___ Text ___

A newly uploaded video will go from a “Uploaded”-> “Awaiting Replication”-> “Processed” state in about 1-2 minutes.

The best part about this technology is that it really is infinitely scalable. We can add more capacity directly at the video conversion/transport layer at will,

The math for this comes out to:

  • By bandwidth —
  • $239 / 1 machine/ 1 month
  • 1 machine has 2000 GB transfer/ month
  • 2000 GB * 1000 MB / GB = 2,000,000 MB transfer/ machine/ month 7 MB average size of video
  • 2,000,000 / 7 = 285,714 videos served from each machine/ month
  • $239.0 / 285,714 = $0.00083 cost per video served.

By storage —

  • $239 / 1 machine/ 1 month
  • 1 machine has 2×160 GB HD for 320 GB
  • 320 GB * 1000 MB/ GB = 320,000 MB/ machine 7 MB average size of video
  • 320,000 / 7 = 45,714 videos/ video cluster
  • $239/45,714 = $0.005228 cost per video stored.
  • $0.005228 * 2 machines/ cluster = $0.010456 / video replicated.

The video serving technology provides a substantial barrier to entry. The video clustering solution sounds obvious and straight-forward post implementation but it certainly wasn’t when we were faced with the question of — “how do we keep costs down while having access to massive storage/bandwidth?” There’s also the encoding technology. We’re constantly improving this side of the product by incorporating the latest codecs.

Team bios

 Chad Hurley is a co-founder of YouTube. Chad has an experienced background in web development and graphic design. He was the first member of the PayPal design team, where he lead efforts to develop the interface for the original Palm-based program that enabled secure wireless money transfers between handhelds. As the product evolved, he effectively designed auction features which solidified PayPal’s long term success and is a credited member of two critical auction patents. Chad looks forward to building an empowering video service for the world.

Jawed Karim is a co-founder of YouTube. He was previously a computer science student at the University of Illinois, where he was recruited by Max Levchin to become one of the earliest engineers at PayPal. There hepled the implementation of PayPal’s first real-time anti-fraud models for credit card and bank payments, working closely with Roelof Botha. As part of PayPal’s Architecture Team (a group of five out of a total of over 100 engineers), he later worked on challenging scalability problems to ensure PayPal’s ability to scale to 80 million users and beyond. He is currently a graduate student in computer science at Stanford.

___ Data excerpt ___

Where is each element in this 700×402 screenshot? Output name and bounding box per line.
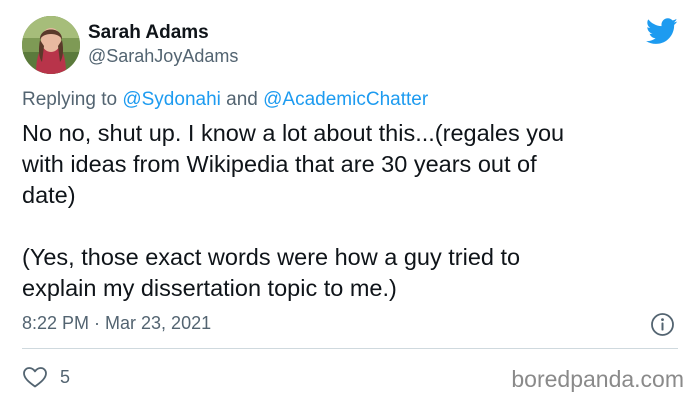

___

### Goal
In the YouTube text, how much data transfer per month does one machine have?

### Task output
2000 GB